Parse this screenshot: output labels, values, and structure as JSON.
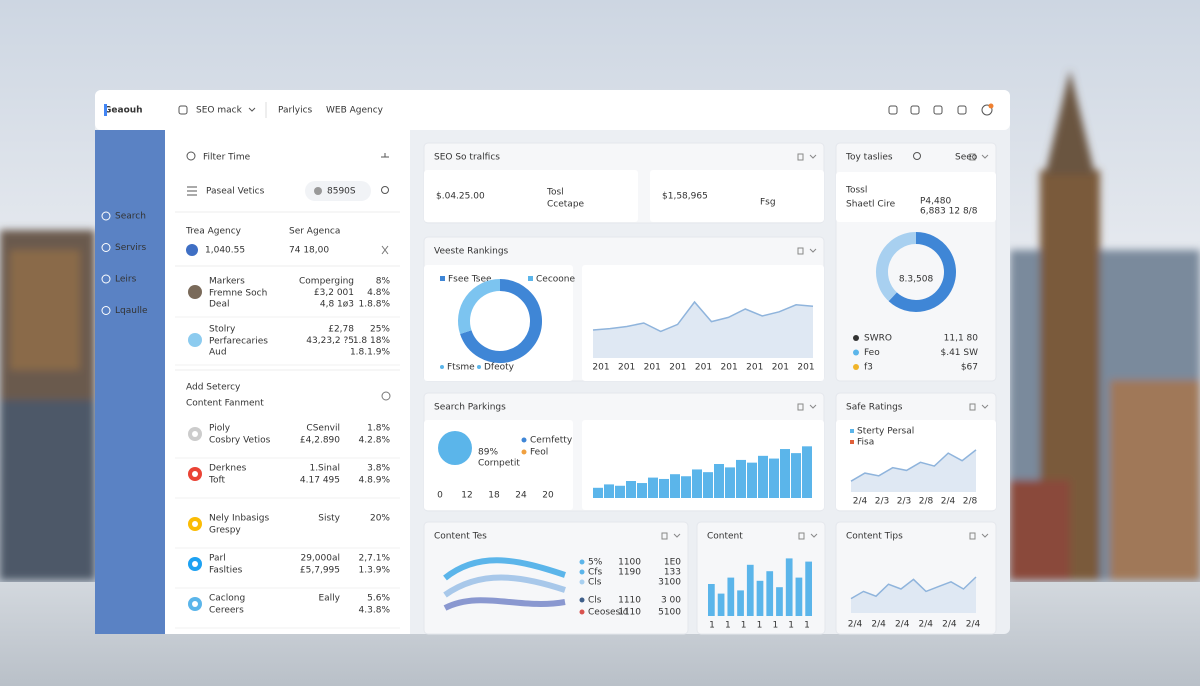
{
  "header": {
    "logo": "Geaouh",
    "tabs": [
      "SEO mack",
      "Parlyics",
      "WEB Agency"
    ]
  },
  "sidebar": {
    "items": [
      "Search",
      "Servirs",
      "Leirs",
      "Lqaulle"
    ]
  },
  "left": {
    "filter": "Filter Time",
    "metric": "Paseal Vetics",
    "pill": "8590S",
    "stats": [
      {
        "label": "Trea Agency",
        "value": "1,040.55"
      },
      {
        "label": "Ser Agenca",
        "value": "74 18,00"
      }
    ],
    "list1": [
      {
        "name": "Markers",
        "sub": "Fremne Soch",
        "sub2": "Deal",
        "mid": [
          "Comperging",
          "£3,2 001",
          "4,8 1ø3"
        ],
        "right": [
          "8%",
          "4.8%",
          "1.8.8%"
        ],
        "color": "#3aa757"
      },
      {
        "name": "Stolry",
        "sub": "Perfarecaries",
        "sub2": "Aud",
        "mid": [
          "£2,78",
          "43,23,2 ?5",
          ""
        ],
        "right": [
          "25%",
          "1.8 18%",
          "1.8.1.9%"
        ],
        "color": "#3aa757"
      }
    ],
    "section": "Add Setercy",
    "section2": "Content Fanment",
    "list2": [
      {
        "name": "Pioly",
        "sub": "Cosbry Vetios",
        "mid": [
          "CSenvil",
          "£4,2.890"
        ],
        "right": [
          "1.8%",
          "4.2.8%"
        ],
        "color": "#d9534f"
      },
      {
        "name": "Derknes",
        "sub": "Toft",
        "mid": [
          "1.Sinal",
          "4.17 495"
        ],
        "right": [
          "3.8%",
          "4.8.9%"
        ],
        "color": "#3aa757"
      },
      {
        "name": "Nely Inbasigs",
        "sub": "Grespy",
        "mid": [
          "Sisty",
          ""
        ],
        "right": [
          "20%",
          ""
        ],
        "color": "#333333"
      },
      {
        "name": "Parl",
        "sub": "Faslties",
        "mid": [
          "29,000al",
          "£5,7,995"
        ],
        "right": [
          "2,7.1%",
          "1.3.9%"
        ],
        "color": "#d9534f"
      },
      {
        "name": "Caclong",
        "sub": "Cereers",
        "mid": [
          "Eally",
          ""
        ],
        "right": [
          "5.6%",
          "4.3.8%"
        ],
        "color": "#3aa757"
      }
    ]
  },
  "seo": {
    "title": "SEO So tralfics",
    "box1": {
      "value": "$.04.25.00",
      "label": "Tosl",
      "sub": "Ccetape"
    },
    "box2": {
      "value": "$1,58,965",
      "label": "Fsg"
    }
  },
  "toy": {
    "title": "Toy taslies",
    "select": "Seeo",
    "small": "Tossl",
    "name": "Shaetl Cire",
    "value": "P4,480",
    "sub": "6,883 12 8/8",
    "donut": {
      "values": [
        62,
        38
      ],
      "colors": [
        "#3f86d6",
        "#a8d0f0"
      ],
      "center": "8.3,508"
    },
    "rows": [
      {
        "label": "SWRO",
        "value": "11,1 80",
        "color": "#333333"
      },
      {
        "label": "Feo",
        "value": "$.41 SW",
        "color": "#5bb5ea"
      },
      {
        "label": "f3",
        "value": "$67",
        "color": "#f0b429"
      }
    ]
  },
  "rankings": {
    "title": "Veeste Rankings",
    "legend": [
      "Fsee Tsee",
      "Cecoone"
    ],
    "legend_colors": [
      "#3f86d6",
      "#5bb5ea"
    ],
    "bottom": [
      "Ftsme",
      "Dfeoty"
    ],
    "donut": {
      "values": [
        70,
        30
      ],
      "colors": [
        "#3f86d6",
        "#7cc4f0"
      ]
    },
    "line": {
      "values": [
        40,
        42,
        45,
        50,
        38,
        48,
        80,
        52,
        58,
        70,
        60,
        66,
        76,
        74
      ],
      "ylim": [
        0,
        100
      ],
      "color": "#8fb4dc"
    },
    "xlabels": [
      "201",
      "201",
      "201",
      "201",
      "201",
      "201",
      "201",
      "201",
      "201"
    ]
  },
  "search": {
    "title": "Search Parkings",
    "big": "89%",
    "big_sub": "Cornpetit",
    "legend": [
      "Cernfetty",
      "Feol"
    ],
    "legend_colors": [
      "#3f86d6",
      "#f0a040"
    ],
    "xlabels": [
      "0",
      "12",
      "18",
      "24",
      "20"
    ],
    "bars": {
      "values": [
        15,
        20,
        18,
        25,
        22,
        30,
        28,
        35,
        32,
        42,
        38,
        50,
        45,
        56,
        52,
        62,
        58,
        72,
        66,
        76
      ],
      "ylim": [
        0,
        100
      ],
      "color": "#5bb5ea"
    }
  },
  "safe": {
    "title": "Safe Ratings",
    "legend": [
      "Sterty Persal",
      "Fisa"
    ],
    "legend_colors": [
      "#5bb5ea",
      "#e0603a"
    ],
    "line": {
      "values": [
        20,
        35,
        30,
        45,
        40,
        55,
        48,
        72,
        58,
        78
      ],
      "ylim": [
        0,
        100
      ],
      "color": "#8fb4dc"
    },
    "xlabels": [
      "2/4",
      "2/3",
      "2/3",
      "2/8",
      "2/4",
      "2/8"
    ]
  },
  "contentTes": {
    "title": "Content Tes",
    "rows": [
      {
        "label": "5%",
        "a": "1100",
        "b": "1E0",
        "color": "#5bb5ea"
      },
      {
        "label": "Cfs",
        "a": "1190",
        "b": "133",
        "color": "#5bb5ea"
      },
      {
        "label": "Cls",
        "a": "",
        "b": "3100",
        "color": "#a8d0f0"
      },
      {
        "label": "Cls",
        "a": "1110",
        "b": "3 00",
        "color": "#3f5f8a"
      },
      {
        "label": "Ceosesid",
        "a": "1110",
        "b": "5100",
        "color": "#d9534f"
      }
    ]
  },
  "content": {
    "title": "Content",
    "bars": {
      "values": [
        50,
        35,
        60,
        40,
        80,
        55,
        70,
        45,
        90,
        60,
        85
      ],
      "ylim": [
        0,
        100
      ],
      "color": "#5bb5ea"
    },
    "xlabels": [
      "1",
      "1",
      "1",
      "1",
      "1",
      "1",
      "1"
    ]
  },
  "tips": {
    "title": "Content Tips",
    "line": {
      "values": [
        30,
        45,
        35,
        60,
        50,
        70,
        45,
        55,
        65,
        50,
        75
      ],
      "ylim": [
        0,
        100
      ],
      "color": "#8fb4dc"
    },
    "xlabels": [
      "2/4",
      "2/4",
      "2/4",
      "2/4",
      "2/4",
      "2/4"
    ]
  }
}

__________________________________________________

REQUIREMENT: Leave out the pictures and give the listing above again exactly.

OUTPUT OF THE TASK:
Parse this screenshot: output labels, values, and structure as JSON.
{
  "header": {
    "logo": "Geaouh",
    "tabs": [
      "SEO mack",
      "Parlyics",
      "WEB Agency"
    ]
  },
  "sidebar": {
    "items": [
      "Search",
      "Servirs",
      "Leirs",
      "Lqaulle"
    ]
  },
  "left": {
    "filter": "Filter Time",
    "metric": "Paseal Vetics",
    "pill": "8590S",
    "stats": [
      {
        "label": "Trea Agency",
        "value": "1,040.55"
      },
      {
        "label": "Ser Agenca",
        "value": "74 18,00"
      }
    ],
    "list1": [
      {
        "name": "Markers",
        "sub": "Fremne Soch",
        "sub2": "Deal",
        "mid": [
          "Comperging",
          "£3,2 001",
          "4,8 1ø3"
        ],
        "right": [
          "8%",
          "4.8%",
          "1.8.8%"
        ],
        "color": "#3aa757"
      },
      {
        "name": "Stolry",
        "sub": "Perfarecaries",
        "sub2": "Aud",
        "mid": [
          "£2,78",
          "43,23,2 ?5",
          ""
        ],
        "right": [
          "25%",
          "1.8 18%",
          "1.8.1.9%"
        ],
        "color": "#3aa757"
      }
    ],
    "section": "Add Setercy",
    "section2": "Content Fanment",
    "list2": [
      {
        "name": "Pioly",
        "sub": "Cosbry Vetios",
        "mid": [
          "CSenvil",
          "£4,2.890"
        ],
        "right": [
          "1.8%",
          "4.2.8%"
        ],
        "color": "#d9534f"
      },
      {
        "name": "Derknes",
        "sub": "Toft",
        "mid": [
          "1.Sinal",
          "4.17 495"
        ],
        "right": [
          "3.8%",
          "4.8.9%"
        ],
        "color": "#3aa757"
      },
      {
        "name": "Nely Inbasigs",
        "sub": "Grespy",
        "mid": [
          "Sisty",
          ""
        ],
        "right": [
          "20%",
          ""
        ],
        "color": "#333333"
      },
      {
        "name": "Parl",
        "sub": "Faslties",
        "mid": [
          "29,000al",
          "£5,7,995"
        ],
        "right": [
          "2,7.1%",
          "1.3.9%"
        ],
        "color": "#d9534f"
      },
      {
        "name": "Caclong",
        "sub": "Cereers",
        "mid": [
          "Eally",
          ""
        ],
        "right": [
          "5.6%",
          "4.3.8%"
        ],
        "color": "#3aa757"
      }
    ]
  },
  "seo": {
    "title": "SEO So tralfics",
    "box1": {
      "value": "$.04.25.00",
      "label": "Tosl",
      "sub": "Ccetape"
    },
    "box2": {
      "value": "$1,58,965",
      "label": "Fsg"
    }
  },
  "toy": {
    "title": "Toy taslies",
    "select": "Seeo",
    "small": "Tossl",
    "name": "Shaetl Cire",
    "value": "P4,480",
    "sub": "6,883 12 8/8",
    "donut": {
      "values": [
        62,
        38
      ],
      "colors": [
        "#3f86d6",
        "#a8d0f0"
      ],
      "center": "8.3,508"
    },
    "rows": [
      {
        "label": "SWRO",
        "value": "11,1 80",
        "color": "#333333"
      },
      {
        "label": "Feo",
        "value": "$.41 SW",
        "color": "#5bb5ea"
      },
      {
        "label": "f3",
        "value": "$67",
        "color": "#f0b429"
      }
    ]
  },
  "rankings": {
    "title": "Veeste Rankings",
    "legend": [
      "Fsee Tsee",
      "Cecoone"
    ],
    "legend_colors": [
      "#3f86d6",
      "#5bb5ea"
    ],
    "bottom": [
      "Ftsme",
      "Dfeoty"
    ],
    "donut": {
      "values": [
        70,
        30
      ],
      "colors": [
        "#3f86d6",
        "#7cc4f0"
      ]
    },
    "line": {
      "values": [
        40,
        42,
        45,
        50,
        38,
        48,
        80,
        52,
        58,
        70,
        60,
        66,
        76,
        74
      ],
      "ylim": [
        0,
        100
      ],
      "color": "#8fb4dc"
    },
    "xlabels": [
      "201",
      "201",
      "201",
      "201",
      "201",
      "201",
      "201",
      "201",
      "201"
    ]
  },
  "search": {
    "title": "Search Parkings",
    "big": "89%",
    "big_sub": "Cornpetit",
    "legend": [
      "Cernfetty",
      "Feol"
    ],
    "legend_colors": [
      "#3f86d6",
      "#f0a040"
    ],
    "xlabels": [
      "0",
      "12",
      "18",
      "24",
      "20"
    ],
    "bars": {
      "values": [
        15,
        20,
        18,
        25,
        22,
        30,
        28,
        35,
        32,
        42,
        38,
        50,
        45,
        56,
        52,
        62,
        58,
        72,
        66,
        76
      ],
      "ylim": [
        0,
        100
      ],
      "color": "#5bb5ea"
    }
  },
  "safe": {
    "title": "Safe Ratings",
    "legend": [
      "Sterty Persal",
      "Fisa"
    ],
    "legend_colors": [
      "#5bb5ea",
      "#e0603a"
    ],
    "line": {
      "values": [
        20,
        35,
        30,
        45,
        40,
        55,
        48,
        72,
        58,
        78
      ],
      "ylim": [
        0,
        100
      ],
      "color": "#8fb4dc"
    },
    "xlabels": [
      "2/4",
      "2/3",
      "2/3",
      "2/8",
      "2/4",
      "2/8"
    ]
  },
  "contentTes": {
    "title": "Content Tes",
    "rows": [
      {
        "label": "5%",
        "a": "1100",
        "b": "1E0",
        "color": "#5bb5ea"
      },
      {
        "label": "Cfs",
        "a": "1190",
        "b": "133",
        "color": "#5bb5ea"
      },
      {
        "label": "Cls",
        "a": "",
        "b": "3100",
        "color": "#a8d0f0"
      },
      {
        "label": "Cls",
        "a": "1110",
        "b": "3 00",
        "color": "#3f5f8a"
      },
      {
        "label": "Ceosesid",
        "a": "1110",
        "b": "5100",
        "color": "#d9534f"
      }
    ]
  },
  "content": {
    "title": "Content",
    "bars": {
      "values": [
        50,
        35,
        60,
        40,
        80,
        55,
        70,
        45,
        90,
        60,
        85
      ],
      "ylim": [
        0,
        100
      ],
      "color": "#5bb5ea"
    },
    "xlabels": [
      "1",
      "1",
      "1",
      "1",
      "1",
      "1",
      "1"
    ]
  },
  "tips": {
    "title": "Content Tips",
    "line": {
      "values": [
        30,
        45,
        35,
        60,
        50,
        70,
        45,
        55,
        65,
        50,
        75
      ],
      "ylim": [
        0,
        100
      ],
      "color": "#8fb4dc"
    },
    "xlabels": [
      "2/4",
      "2/4",
      "2/4",
      "2/4",
      "2/4",
      "2/4"
    ]
  }
}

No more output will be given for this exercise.